Start of RECORD LIST
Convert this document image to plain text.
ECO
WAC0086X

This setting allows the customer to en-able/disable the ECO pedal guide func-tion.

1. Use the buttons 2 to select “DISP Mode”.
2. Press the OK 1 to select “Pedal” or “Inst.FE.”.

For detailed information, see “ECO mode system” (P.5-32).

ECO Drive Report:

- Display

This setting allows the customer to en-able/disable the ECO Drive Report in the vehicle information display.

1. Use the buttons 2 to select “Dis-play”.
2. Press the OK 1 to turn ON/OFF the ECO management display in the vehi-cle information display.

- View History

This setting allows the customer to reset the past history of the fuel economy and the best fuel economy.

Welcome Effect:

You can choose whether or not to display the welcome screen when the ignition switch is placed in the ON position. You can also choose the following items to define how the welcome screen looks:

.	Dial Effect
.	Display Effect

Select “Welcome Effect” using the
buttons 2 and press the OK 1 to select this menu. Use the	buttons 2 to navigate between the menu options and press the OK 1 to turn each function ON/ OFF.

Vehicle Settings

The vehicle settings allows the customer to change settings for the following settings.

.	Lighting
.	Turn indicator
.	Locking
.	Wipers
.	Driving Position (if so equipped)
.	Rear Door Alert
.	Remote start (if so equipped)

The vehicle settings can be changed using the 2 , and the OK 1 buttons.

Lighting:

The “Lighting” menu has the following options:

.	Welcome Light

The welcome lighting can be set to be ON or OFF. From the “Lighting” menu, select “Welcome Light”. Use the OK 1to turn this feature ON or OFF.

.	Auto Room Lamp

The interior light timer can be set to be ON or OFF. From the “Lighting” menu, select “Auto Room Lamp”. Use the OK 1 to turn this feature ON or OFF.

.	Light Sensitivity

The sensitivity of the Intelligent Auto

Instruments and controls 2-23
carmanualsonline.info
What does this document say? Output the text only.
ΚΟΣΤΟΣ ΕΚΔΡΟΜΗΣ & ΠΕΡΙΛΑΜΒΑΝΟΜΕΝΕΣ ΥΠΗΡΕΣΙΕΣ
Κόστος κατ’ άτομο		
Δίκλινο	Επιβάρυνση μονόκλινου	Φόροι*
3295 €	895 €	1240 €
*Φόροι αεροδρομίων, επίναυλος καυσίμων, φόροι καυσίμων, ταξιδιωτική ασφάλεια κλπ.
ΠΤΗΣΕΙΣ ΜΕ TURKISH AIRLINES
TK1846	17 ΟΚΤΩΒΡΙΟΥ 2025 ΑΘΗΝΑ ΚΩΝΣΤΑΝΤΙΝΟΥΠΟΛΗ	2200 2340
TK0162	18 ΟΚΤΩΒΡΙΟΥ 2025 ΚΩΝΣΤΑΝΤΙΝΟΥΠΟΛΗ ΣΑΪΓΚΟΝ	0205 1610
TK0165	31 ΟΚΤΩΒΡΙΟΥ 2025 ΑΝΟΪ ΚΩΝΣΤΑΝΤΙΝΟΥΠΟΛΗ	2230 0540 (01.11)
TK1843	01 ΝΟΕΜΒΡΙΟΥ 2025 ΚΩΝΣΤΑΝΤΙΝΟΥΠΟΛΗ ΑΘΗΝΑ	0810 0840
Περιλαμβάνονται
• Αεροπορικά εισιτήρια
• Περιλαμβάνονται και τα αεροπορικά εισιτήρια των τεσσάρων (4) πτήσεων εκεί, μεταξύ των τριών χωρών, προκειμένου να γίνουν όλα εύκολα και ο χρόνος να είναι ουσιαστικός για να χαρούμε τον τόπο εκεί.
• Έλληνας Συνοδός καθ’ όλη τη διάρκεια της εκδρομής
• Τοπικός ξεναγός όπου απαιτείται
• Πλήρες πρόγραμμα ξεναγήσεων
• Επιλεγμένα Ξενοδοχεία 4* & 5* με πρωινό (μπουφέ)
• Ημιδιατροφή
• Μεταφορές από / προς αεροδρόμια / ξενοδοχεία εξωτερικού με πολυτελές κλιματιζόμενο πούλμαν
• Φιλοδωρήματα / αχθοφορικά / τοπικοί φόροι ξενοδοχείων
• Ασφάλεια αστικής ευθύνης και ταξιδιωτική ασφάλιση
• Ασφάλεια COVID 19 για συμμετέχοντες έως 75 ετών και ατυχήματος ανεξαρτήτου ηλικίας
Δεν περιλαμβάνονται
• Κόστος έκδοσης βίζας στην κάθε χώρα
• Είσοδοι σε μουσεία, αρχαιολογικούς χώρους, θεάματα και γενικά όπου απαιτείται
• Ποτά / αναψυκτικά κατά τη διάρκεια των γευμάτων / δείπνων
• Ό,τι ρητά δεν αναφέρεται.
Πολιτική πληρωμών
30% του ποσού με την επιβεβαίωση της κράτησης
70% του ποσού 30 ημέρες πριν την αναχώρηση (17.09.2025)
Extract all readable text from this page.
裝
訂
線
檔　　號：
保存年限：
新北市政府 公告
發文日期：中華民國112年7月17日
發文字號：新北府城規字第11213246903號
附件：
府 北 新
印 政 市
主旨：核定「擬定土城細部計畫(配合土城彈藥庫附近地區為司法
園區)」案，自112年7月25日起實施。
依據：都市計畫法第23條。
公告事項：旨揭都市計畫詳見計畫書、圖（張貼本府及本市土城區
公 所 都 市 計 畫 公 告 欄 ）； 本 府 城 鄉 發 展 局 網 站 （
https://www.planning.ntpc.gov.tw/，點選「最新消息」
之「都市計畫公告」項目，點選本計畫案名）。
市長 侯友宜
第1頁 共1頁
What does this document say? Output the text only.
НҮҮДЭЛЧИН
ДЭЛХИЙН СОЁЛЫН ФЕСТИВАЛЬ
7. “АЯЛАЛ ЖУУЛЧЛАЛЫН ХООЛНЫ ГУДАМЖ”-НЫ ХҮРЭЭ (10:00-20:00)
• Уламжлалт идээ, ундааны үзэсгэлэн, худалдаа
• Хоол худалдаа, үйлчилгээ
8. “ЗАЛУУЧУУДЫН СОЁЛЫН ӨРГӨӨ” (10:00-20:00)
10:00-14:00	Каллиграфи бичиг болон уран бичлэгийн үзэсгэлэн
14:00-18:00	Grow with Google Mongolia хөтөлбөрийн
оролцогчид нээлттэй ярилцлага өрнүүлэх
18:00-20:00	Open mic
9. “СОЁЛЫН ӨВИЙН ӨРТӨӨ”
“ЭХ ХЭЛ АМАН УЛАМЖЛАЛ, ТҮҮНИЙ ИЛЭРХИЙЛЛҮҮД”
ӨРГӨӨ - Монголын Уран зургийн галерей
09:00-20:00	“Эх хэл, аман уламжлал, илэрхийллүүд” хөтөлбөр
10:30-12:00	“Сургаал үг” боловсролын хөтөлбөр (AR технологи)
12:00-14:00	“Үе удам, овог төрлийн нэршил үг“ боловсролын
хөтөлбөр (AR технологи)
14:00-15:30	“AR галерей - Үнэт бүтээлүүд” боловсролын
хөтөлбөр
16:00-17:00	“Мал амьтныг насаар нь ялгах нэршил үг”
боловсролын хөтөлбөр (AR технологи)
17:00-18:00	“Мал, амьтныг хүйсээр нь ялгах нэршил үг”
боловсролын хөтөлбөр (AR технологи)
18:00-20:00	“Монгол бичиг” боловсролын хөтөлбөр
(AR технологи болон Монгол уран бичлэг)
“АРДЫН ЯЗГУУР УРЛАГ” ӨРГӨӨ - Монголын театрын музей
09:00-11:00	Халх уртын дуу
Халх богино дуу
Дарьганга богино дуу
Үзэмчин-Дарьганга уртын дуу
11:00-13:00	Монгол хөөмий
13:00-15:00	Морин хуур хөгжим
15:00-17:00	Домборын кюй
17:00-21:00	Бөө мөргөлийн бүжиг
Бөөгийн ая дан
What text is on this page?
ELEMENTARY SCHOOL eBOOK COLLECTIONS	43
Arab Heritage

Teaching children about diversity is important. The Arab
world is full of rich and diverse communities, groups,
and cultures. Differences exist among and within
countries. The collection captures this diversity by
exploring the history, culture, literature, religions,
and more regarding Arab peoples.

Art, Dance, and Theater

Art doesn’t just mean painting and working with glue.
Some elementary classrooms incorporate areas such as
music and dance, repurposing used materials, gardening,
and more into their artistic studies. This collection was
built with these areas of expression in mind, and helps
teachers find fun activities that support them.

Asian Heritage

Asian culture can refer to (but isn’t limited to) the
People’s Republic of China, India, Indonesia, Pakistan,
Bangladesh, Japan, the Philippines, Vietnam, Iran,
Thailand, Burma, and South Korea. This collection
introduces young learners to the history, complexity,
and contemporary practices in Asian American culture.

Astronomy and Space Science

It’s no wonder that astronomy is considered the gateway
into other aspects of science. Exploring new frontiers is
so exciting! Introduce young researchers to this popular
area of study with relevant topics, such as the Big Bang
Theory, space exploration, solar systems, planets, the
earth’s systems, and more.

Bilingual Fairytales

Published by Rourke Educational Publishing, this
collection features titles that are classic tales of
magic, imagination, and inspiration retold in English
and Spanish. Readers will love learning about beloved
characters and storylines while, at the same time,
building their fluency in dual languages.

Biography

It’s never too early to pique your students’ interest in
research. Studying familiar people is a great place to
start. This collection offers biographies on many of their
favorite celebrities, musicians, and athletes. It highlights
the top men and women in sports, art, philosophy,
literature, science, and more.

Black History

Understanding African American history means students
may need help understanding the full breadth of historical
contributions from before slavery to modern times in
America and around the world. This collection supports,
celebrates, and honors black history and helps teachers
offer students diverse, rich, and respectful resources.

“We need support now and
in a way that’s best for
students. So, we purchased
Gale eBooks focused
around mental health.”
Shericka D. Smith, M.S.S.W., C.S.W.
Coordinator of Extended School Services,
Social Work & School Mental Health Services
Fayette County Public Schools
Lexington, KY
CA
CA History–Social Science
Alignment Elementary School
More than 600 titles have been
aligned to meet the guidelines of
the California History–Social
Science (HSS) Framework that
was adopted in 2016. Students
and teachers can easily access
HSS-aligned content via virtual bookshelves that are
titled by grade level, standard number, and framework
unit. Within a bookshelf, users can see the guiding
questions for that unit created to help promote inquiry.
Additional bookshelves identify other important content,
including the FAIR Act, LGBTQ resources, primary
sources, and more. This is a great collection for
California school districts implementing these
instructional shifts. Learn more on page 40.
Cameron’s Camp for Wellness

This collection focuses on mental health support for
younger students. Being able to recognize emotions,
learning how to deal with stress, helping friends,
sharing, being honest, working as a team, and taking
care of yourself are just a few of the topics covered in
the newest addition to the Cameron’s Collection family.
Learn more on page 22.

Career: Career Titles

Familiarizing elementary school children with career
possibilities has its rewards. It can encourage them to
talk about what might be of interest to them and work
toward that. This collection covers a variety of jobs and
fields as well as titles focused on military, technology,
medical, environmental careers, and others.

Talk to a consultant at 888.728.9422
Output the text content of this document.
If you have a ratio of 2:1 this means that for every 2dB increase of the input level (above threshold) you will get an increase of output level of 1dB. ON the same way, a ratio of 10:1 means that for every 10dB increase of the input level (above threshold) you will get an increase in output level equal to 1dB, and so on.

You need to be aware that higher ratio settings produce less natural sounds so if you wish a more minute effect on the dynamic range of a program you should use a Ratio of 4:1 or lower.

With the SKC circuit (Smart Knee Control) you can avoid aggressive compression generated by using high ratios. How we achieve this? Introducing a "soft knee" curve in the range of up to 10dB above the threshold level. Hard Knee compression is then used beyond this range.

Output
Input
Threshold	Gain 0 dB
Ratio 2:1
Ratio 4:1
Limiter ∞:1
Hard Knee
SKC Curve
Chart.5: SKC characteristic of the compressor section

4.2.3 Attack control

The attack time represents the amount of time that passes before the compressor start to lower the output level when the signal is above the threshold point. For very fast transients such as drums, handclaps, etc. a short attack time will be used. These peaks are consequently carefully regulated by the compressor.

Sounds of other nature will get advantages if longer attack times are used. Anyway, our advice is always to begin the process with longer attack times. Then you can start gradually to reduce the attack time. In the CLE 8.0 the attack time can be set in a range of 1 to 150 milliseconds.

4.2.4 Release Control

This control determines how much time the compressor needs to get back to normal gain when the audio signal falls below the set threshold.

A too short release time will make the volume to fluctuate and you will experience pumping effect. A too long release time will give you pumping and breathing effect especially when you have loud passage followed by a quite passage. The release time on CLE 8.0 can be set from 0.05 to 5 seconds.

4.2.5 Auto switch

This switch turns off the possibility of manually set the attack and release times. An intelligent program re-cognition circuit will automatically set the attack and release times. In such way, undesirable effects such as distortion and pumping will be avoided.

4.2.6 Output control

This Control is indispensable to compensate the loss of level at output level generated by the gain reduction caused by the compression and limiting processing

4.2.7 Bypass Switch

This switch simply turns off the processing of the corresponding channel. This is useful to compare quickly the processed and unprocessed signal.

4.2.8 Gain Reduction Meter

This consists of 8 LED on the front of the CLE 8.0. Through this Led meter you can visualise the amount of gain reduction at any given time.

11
End of RECORD LIST
- [GOAL OF THE EXERCISE] From the entries, copy out each line containing the word "around".

- [RESULT FOR THIS EXERCISE]
America and around the world. This collection supports,
around mental health.”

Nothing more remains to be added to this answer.